## PROBLEM REQUIREMENTS
Only the lines holding the string "object" are needed. Copy each one.

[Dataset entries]
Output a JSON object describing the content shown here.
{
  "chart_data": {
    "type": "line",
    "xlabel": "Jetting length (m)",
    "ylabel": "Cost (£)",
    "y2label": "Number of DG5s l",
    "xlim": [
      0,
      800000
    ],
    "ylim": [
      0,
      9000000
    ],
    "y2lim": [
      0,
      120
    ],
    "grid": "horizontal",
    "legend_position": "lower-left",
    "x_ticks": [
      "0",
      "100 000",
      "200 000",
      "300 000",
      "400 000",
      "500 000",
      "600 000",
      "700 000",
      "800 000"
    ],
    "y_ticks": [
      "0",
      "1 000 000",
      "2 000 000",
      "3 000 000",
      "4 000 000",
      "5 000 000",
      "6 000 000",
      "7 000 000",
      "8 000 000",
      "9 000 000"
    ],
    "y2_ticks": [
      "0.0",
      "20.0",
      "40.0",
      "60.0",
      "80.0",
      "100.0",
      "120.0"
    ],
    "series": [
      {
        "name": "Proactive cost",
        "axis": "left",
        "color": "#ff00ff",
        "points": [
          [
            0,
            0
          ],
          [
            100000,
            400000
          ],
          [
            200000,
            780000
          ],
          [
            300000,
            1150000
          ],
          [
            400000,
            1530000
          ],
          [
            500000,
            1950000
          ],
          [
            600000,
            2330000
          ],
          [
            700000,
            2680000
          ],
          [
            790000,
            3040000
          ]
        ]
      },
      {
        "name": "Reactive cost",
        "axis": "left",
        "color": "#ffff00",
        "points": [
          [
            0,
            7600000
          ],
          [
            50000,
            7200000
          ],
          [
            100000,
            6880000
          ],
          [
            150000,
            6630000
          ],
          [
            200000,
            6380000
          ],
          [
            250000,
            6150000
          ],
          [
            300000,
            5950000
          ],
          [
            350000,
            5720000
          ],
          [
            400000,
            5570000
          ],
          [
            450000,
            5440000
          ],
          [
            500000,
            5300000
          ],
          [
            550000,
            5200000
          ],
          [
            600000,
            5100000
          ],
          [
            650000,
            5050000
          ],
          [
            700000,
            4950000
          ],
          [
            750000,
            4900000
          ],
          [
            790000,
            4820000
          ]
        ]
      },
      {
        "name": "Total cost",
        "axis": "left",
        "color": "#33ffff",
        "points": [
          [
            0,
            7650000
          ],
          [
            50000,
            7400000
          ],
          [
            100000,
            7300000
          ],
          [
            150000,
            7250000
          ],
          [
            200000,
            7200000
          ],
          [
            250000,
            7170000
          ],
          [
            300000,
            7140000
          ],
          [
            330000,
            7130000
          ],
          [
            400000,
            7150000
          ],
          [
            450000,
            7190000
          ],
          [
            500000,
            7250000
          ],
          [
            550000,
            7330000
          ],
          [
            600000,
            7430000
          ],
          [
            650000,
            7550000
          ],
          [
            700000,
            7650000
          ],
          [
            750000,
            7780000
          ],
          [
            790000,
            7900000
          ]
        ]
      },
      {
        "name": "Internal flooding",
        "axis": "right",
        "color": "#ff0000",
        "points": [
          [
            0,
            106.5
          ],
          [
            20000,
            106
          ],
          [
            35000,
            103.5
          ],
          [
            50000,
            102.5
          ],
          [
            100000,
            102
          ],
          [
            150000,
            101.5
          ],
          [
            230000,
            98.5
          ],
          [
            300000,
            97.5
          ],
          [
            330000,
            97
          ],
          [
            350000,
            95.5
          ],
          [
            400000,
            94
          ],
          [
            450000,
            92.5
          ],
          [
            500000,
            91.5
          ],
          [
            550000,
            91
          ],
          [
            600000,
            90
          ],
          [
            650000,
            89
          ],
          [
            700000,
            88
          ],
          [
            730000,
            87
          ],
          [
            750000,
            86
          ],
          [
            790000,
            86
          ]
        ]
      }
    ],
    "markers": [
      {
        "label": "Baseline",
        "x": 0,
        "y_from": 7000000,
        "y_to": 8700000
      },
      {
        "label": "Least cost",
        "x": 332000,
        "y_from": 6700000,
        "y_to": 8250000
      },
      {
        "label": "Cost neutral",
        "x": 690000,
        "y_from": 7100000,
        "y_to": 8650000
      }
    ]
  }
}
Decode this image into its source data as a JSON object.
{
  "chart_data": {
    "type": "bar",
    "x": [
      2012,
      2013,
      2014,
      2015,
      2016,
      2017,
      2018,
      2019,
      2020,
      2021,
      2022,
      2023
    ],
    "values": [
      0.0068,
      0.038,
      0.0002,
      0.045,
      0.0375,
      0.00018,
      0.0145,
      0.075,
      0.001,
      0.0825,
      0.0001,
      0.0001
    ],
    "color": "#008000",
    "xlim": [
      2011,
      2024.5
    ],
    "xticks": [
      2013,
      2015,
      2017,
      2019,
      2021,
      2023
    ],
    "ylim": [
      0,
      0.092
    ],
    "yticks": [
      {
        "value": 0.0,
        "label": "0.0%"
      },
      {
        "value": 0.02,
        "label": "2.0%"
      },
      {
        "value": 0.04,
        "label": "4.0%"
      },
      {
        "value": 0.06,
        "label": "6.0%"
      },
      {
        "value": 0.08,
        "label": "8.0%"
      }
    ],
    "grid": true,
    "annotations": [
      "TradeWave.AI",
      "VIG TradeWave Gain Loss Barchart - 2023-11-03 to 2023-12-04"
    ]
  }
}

## TASK RESPONSE
Output a JSON object describing the content shown here.
Decode this image into its source data as a JSON object.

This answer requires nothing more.